◆ Required work ◆
Pick out each line with the word "quoad" from the material that follows.

◆ Dataset entries ◆
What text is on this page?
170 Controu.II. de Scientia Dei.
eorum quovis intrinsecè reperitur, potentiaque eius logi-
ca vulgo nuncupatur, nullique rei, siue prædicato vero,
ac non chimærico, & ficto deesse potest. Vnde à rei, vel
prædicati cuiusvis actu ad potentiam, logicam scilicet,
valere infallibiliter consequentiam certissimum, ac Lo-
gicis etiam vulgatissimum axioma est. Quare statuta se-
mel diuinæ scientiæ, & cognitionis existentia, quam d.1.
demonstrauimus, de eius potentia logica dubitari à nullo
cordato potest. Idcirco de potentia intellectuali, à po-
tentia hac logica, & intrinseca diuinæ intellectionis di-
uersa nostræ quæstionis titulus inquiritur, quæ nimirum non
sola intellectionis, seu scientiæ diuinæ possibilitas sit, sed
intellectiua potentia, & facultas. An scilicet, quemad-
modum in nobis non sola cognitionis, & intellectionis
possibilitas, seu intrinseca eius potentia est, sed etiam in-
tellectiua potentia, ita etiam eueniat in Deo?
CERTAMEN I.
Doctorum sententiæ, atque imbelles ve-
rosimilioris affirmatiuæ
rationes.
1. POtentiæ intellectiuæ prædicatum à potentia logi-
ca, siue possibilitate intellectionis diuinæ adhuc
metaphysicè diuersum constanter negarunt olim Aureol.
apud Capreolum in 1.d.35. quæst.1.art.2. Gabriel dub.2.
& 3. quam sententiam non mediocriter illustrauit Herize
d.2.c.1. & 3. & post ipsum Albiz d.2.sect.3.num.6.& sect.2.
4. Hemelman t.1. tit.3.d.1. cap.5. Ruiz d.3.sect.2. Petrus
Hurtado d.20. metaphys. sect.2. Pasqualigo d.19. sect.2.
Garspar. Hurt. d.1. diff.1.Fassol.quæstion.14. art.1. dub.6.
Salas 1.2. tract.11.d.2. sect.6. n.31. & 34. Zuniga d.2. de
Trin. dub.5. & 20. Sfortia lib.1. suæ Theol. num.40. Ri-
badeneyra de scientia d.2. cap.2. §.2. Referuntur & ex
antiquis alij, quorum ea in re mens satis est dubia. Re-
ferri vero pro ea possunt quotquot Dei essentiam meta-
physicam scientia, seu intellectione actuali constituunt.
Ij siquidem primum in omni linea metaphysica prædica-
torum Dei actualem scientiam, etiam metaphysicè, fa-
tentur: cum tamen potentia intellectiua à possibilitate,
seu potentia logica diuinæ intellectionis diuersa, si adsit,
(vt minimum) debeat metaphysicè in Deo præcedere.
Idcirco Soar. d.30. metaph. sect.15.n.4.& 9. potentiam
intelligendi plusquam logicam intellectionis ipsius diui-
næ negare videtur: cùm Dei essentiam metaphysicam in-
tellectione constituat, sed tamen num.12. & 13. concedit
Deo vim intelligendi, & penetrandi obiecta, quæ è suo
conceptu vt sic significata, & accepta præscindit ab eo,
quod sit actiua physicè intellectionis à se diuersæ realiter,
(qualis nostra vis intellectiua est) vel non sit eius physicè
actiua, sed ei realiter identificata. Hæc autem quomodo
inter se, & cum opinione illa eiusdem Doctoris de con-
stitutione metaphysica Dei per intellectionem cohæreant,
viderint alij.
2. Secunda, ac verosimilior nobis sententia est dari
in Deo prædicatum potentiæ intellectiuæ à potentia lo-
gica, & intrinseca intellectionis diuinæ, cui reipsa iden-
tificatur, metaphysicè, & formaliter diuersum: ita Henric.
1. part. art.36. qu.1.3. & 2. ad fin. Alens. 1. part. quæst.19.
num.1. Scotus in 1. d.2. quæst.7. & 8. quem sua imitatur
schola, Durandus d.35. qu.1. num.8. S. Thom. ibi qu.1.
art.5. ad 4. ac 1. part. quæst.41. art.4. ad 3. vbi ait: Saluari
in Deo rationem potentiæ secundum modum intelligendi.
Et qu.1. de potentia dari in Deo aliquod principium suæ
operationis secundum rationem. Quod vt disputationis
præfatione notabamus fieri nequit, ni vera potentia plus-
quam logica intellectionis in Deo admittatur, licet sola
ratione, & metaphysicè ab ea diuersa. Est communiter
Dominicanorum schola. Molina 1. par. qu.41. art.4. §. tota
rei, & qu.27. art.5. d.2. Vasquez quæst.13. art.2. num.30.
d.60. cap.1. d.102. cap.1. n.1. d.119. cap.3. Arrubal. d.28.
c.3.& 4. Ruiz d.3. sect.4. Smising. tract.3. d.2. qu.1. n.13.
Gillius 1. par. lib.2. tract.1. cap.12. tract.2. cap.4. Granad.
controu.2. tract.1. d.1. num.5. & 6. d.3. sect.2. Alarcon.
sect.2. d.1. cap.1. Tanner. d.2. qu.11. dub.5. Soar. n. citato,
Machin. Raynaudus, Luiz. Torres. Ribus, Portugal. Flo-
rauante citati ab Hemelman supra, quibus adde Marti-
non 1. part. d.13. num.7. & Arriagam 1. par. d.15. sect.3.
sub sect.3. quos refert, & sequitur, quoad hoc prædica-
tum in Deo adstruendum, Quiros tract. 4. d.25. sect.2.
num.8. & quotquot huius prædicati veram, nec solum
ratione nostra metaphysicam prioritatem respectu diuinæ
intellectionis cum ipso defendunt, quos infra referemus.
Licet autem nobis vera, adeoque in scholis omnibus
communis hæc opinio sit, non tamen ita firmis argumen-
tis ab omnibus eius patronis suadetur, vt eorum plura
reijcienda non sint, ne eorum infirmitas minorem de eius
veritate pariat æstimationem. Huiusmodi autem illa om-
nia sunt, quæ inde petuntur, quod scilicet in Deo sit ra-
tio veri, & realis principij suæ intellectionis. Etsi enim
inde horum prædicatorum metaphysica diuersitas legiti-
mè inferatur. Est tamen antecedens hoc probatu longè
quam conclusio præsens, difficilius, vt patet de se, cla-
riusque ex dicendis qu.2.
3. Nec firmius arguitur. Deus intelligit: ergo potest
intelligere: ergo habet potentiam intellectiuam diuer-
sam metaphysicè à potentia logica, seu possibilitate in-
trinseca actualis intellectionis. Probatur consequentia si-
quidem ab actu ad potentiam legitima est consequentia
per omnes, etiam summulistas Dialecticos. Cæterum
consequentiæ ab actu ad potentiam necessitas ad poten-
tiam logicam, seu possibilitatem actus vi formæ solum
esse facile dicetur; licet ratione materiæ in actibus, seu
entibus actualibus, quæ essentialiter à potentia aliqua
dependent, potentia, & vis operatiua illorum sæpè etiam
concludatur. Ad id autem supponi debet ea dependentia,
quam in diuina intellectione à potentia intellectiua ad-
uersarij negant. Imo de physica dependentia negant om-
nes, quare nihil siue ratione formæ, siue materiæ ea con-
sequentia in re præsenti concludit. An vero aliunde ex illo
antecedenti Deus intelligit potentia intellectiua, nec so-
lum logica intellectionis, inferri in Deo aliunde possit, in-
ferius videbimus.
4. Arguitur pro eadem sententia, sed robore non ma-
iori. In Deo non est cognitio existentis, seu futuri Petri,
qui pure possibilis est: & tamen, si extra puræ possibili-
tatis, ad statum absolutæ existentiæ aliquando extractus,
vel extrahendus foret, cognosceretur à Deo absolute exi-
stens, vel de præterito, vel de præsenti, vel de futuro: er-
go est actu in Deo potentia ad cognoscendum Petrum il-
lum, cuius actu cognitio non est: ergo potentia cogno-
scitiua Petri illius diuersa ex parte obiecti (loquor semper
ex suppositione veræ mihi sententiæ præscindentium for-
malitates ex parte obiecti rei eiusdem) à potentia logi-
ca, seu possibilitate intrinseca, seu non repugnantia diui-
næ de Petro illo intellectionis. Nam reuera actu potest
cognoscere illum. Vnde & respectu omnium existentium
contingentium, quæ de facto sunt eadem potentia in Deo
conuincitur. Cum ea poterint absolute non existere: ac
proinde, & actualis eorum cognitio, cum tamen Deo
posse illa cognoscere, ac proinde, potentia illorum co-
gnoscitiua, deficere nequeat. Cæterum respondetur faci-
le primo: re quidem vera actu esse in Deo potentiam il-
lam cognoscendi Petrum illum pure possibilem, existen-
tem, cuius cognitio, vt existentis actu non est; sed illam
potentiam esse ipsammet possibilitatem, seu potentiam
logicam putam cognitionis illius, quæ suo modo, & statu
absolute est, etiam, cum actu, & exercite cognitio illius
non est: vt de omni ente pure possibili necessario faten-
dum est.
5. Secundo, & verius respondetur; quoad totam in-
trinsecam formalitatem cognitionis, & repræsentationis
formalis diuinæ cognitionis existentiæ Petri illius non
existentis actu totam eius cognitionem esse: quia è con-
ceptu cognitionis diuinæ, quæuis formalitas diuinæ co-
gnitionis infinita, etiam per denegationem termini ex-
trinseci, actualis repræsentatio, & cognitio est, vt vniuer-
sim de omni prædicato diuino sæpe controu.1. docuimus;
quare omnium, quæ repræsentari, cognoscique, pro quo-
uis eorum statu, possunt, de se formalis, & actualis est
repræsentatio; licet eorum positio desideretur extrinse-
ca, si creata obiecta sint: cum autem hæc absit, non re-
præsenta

◆ Solution to this exercise ◆
sub sect.3. quos refert, & sequitur, quoad hoc prædica-
5. Secundo, & verius respondetur; quoad totam in-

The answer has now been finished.